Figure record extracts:
==================================================

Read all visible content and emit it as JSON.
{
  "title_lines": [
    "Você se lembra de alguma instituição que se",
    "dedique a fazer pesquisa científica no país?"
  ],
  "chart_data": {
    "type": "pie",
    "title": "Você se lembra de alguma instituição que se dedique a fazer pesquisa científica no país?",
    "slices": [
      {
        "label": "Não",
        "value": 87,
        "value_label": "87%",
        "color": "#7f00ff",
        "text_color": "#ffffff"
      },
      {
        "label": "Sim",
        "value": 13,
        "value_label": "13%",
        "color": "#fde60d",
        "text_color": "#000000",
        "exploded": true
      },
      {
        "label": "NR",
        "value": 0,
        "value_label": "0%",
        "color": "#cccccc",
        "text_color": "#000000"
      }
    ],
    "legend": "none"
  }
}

==================================================

Problem requirements => Retype all the records, matching them exactly.

Right answer =>
Read all visible content and emit it as JSON.
{
  "title_lines": [
    "Você se lembra de alguma instituição que se",
    "dedique a fazer pesquisa científica no país?"
  ],
  "chart_data": {
    "type": "pie",
    "title": "Você se lembra de alguma instituição que se dedique a fazer pesquisa científica no país?",
    "slices": [
      {
        "label": "Não",
        "value": 87,
        "value_label": "87%",
        "color": "#7f00ff",
        "text_color": "#ffffff"
      },
      {
        "label": "Sim",
        "value": 13,
        "value_label": "13%",
        "color": "#fde60d",
        "text_color": "#000000",
        "exploded": true
      },
      {
        "label": "NR",
        "value": 0,
        "value_label": "0%",
        "color": "#cccccc",
        "text_color": "#000000"
      }
    ],
    "legend": "none"
  }
}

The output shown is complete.